═══ Source records ═══

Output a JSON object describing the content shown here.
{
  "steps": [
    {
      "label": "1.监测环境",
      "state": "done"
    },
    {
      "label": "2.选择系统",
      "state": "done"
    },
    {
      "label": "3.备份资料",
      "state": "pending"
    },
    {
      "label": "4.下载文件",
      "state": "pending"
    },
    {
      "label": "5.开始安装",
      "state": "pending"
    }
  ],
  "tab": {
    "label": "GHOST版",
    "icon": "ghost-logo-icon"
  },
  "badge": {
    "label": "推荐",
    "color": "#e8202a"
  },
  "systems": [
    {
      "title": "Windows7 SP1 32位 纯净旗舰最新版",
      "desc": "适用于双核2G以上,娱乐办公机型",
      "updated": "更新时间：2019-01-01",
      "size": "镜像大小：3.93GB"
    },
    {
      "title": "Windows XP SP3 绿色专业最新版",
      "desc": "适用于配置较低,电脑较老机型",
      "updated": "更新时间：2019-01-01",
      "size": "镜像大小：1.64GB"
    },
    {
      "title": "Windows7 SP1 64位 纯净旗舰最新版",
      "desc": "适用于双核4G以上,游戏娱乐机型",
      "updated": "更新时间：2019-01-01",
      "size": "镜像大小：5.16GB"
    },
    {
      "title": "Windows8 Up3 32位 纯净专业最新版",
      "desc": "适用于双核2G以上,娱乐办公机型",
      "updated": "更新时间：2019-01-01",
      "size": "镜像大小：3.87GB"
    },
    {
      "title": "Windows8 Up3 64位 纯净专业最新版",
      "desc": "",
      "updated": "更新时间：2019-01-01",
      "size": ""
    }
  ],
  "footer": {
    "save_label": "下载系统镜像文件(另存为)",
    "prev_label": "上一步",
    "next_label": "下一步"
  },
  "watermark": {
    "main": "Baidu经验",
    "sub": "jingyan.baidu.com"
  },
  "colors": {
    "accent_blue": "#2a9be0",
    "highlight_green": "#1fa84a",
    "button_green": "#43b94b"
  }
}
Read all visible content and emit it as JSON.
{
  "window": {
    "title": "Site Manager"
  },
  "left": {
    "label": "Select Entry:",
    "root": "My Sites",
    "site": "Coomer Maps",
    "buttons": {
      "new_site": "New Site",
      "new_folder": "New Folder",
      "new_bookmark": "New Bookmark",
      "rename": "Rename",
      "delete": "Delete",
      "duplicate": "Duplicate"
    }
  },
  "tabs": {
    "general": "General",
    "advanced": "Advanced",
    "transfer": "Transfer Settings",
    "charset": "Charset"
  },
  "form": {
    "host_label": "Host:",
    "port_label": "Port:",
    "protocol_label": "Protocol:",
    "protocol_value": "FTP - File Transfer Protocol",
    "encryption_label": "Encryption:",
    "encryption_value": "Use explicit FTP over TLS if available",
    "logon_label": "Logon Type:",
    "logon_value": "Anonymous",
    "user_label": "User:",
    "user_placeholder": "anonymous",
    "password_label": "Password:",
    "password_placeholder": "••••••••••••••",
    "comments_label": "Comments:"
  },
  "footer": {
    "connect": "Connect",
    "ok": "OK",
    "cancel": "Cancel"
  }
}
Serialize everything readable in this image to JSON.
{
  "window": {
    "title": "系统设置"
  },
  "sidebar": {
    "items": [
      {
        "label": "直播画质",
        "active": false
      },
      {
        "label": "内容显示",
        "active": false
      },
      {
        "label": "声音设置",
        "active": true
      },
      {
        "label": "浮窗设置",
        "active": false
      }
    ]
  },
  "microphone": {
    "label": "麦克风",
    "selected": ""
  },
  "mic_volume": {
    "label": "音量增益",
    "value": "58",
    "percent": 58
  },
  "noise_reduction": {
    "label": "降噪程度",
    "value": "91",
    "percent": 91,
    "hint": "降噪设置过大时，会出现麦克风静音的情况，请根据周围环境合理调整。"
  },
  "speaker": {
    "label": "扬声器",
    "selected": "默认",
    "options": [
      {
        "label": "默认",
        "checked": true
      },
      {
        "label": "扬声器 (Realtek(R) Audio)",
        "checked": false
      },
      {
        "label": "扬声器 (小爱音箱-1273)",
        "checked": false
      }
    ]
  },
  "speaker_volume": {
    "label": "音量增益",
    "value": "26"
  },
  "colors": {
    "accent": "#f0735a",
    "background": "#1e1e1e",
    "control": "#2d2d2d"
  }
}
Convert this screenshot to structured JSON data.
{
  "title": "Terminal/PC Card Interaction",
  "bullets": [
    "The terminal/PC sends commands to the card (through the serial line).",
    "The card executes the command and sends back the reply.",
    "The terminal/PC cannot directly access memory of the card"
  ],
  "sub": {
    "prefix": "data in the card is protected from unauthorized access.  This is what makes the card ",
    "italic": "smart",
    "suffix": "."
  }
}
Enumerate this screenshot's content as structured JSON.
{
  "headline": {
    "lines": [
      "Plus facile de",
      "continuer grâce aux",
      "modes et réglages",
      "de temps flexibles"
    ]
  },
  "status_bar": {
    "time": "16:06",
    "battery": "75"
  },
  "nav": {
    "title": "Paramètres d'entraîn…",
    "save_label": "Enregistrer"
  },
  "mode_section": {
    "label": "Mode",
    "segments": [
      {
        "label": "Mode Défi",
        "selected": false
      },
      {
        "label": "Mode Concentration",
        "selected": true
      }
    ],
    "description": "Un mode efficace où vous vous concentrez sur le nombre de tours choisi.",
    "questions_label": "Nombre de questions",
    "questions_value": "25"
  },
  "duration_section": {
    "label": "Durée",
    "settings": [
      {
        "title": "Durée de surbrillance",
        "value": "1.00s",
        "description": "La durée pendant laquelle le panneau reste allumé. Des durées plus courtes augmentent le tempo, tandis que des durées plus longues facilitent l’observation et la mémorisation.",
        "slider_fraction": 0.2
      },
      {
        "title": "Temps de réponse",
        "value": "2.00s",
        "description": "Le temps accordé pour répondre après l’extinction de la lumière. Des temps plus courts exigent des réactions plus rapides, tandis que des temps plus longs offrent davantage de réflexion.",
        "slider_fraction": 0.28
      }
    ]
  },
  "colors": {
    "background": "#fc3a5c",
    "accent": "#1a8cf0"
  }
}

═══

• **Objective**: Write out all the records above again, exactly as they stand.

• **Reply**:
Output a JSON object describing the content shown here.
{
  "steps": [
    {
      "label": "1.监测环境",
      "state": "done"
    },
    {
      "label": "2.选择系统",
      "state": "done"
    },
    {
      "label": "3.备份资料",
      "state": "pending"
    },
    {
      "label": "4.下载文件",
      "state": "pending"
    },
    {
      "label": "5.开始安装",
      "state": "pending"
    }
  ],
  "tab": {
    "label": "GHOST版",
    "icon": "ghost-logo-icon"
  },
  "badge": {
    "label": "推荐",
    "color": "#e8202a"
  },
  "systems": [
    {
      "title": "Windows7 SP1 32位 纯净旗舰最新版",
      "desc": "适用于双核2G以上,娱乐办公机型",
      "updated": "更新时间：2019-01-01",
      "size": "镜像大小：3.93GB"
    },
    {
      "title": "Windows XP SP3 绿色专业最新版",
      "desc": "适用于配置较低,电脑较老机型",
      "updated": "更新时间：2019-01-01",
      "size": "镜像大小：1.64GB"
    },
    {
      "title": "Windows7 SP1 64位 纯净旗舰最新版",
      "desc": "适用于双核4G以上,游戏娱乐机型",
      "updated": "更新时间：2019-01-01",
      "size": "镜像大小：5.16GB"
    },
    {
      "title": "Windows8 Up3 32位 纯净专业最新版",
      "desc": "适用于双核2G以上,娱乐办公机型",
      "updated": "更新时间：2019-01-01",
      "size": "镜像大小：3.87GB"
    },
    {
      "title": "Windows8 Up3 64位 纯净专业最新版",
      "desc": "",
      "updated": "更新时间：2019-01-01",
      "size": ""
    }
  ],
  "footer": {
    "save_label": "下载系统镜像文件(另存为)",
    "prev_label": "上一步",
    "next_label": "下一步"
  },
  "watermark": {
    "main": "Baidu经验",
    "sub": "jingyan.baidu.com"
  },
  "colors": {
    "accent_blue": "#2a9be0",
    "highlight_green": "#1fa84a",
    "button_green": "#43b94b"
  }
}
Read all visible content and emit it as JSON.
{
  "window": {
    "title": "Site Manager"
  },
  "left": {
    "label": "Select Entry:",
    "root": "My Sites",
    "site": "Coomer Maps",
    "buttons": {
      "new_site": "New Site",
      "new_folder": "New Folder",
      "new_bookmark": "New Bookmark",
      "rename": "Rename",
      "delete": "Delete",
      "duplicate": "Duplicate"
    }
  },
  "tabs": {
    "general": "General",
    "advanced": "Advanced",
    "transfer": "Transfer Settings",
    "charset": "Charset"
  },
  "form": {
    "host_label": "Host:",
    "port_label": "Port:",
    "protocol_label": "Protocol:",
    "protocol_value": "FTP - File Transfer Protocol",
    "encryption_label": "Encryption:",
    "encryption_value": "Use explicit FTP over TLS if available",
    "logon_label": "Logon Type:",
    "logon_value": "Anonymous",
    "user_label": "User:",
    "user_placeholder": "anonymous",
    "password_label": "Password:",
    "password_placeholder": "••••••••••••••",
    "comments_label": "Comments:"
  },
  "footer": {
    "connect": "Connect",
    "ok": "OK",
    "cancel": "Cancel"
  }
}
Serialize everything readable in this image to JSON.
{
  "window": {
    "title": "系统设置"
  },
  "sidebar": {
    "items": [
      {
        "label": "直播画质",
        "active": false
      },
      {
        "label": "内容显示",
        "active": false
      },
      {
        "label": "声音设置",
        "active": true
      },
      {
        "label": "浮窗设置",
        "active": false
      }
    ]
  },
  "microphone": {
    "label": "麦克风",
    "selected": ""
  },
  "mic_volume": {
    "label": "音量增益",
    "value": "58",
    "percent": 58
  },
  "noise_reduction": {
    "label": "降噪程度",
    "value": "91",
    "percent": 91,
    "hint": "降噪设置过大时，会出现麦克风静音的情况，请根据周围环境合理调整。"
  },
  "speaker": {
    "label": "扬声器",
    "selected": "默认",
    "options": [
      {
        "label": "默认",
        "checked": true
      },
      {
        "label": "扬声器 (Realtek(R) Audio)",
        "checked": false
      },
      {
        "label": "扬声器 (小爱音箱-1273)",
        "checked": false
      }
    ]
  },
  "speaker_volume": {
    "label": "音量增益",
    "value": "26"
  },
  "colors": {
    "accent": "#f0735a",
    "background": "#1e1e1e",
    "control": "#2d2d2d"
  }
}
Convert this screenshot to structured JSON data.
{
  "title": "Terminal/PC Card Interaction",
  "bullets": [
    "The terminal/PC sends commands to the card (through the serial line).",
    "The card executes the command and sends back the reply.",
    "The terminal/PC cannot directly access memory of the card"
  ],
  "sub": {
    "prefix": "data in the card is protected from unauthorized access.  This is what makes the card ",
    "italic": "smart",
    "suffix": "."
  }
}
Enumerate this screenshot's content as structured JSON.
{
  "headline": {
    "lines": [
      "Plus facile de",
      "continuer grâce aux",
      "modes et réglages",
      "de temps flexibles"
    ]
  },
  "status_bar": {
    "time": "16:06",
    "battery": "75"
  },
  "nav": {
    "title": "Paramètres d'entraîn…",
    "save_label": "Enregistrer"
  },
  "mode_section": {
    "label": "Mode",
    "segments": [
      {
        "label": "Mode Défi",
        "selected": false
      },
      {
        "label": "Mode Concentration",
        "selected": true
      }
    ],
    "description": "Un mode efficace où vous vous concentrez sur le nombre de tours choisi.",
    "questions_label": "Nombre de questions",
    "questions_value": "25"
  },
  "duration_section": {
    "label": "Durée",
    "settings": [
      {
        "title": "Durée de surbrillance",
        "value": "1.00s",
        "description": "La durée pendant laquelle le panneau reste allumé. Des durées plus courtes augmentent le tempo, tandis que des durées plus longues facilitent l’observation et la mémorisation.",
        "slider_fraction": 0.2
      },
      {
        "title": "Temps de réponse",
        "value": "2.00s",
        "description": "Le temps accordé pour répondre après l’extinction de la lumière. Des temps plus courts exigent des réactions plus rapides, tandis que des temps plus longs offrent davantage de réflexion.",
        "slider_fraction": 0.28
      }
    ]
  },
  "colors": {
    "background": "#fc3a5c",
    "accent": "#1a8cf0"
  }
}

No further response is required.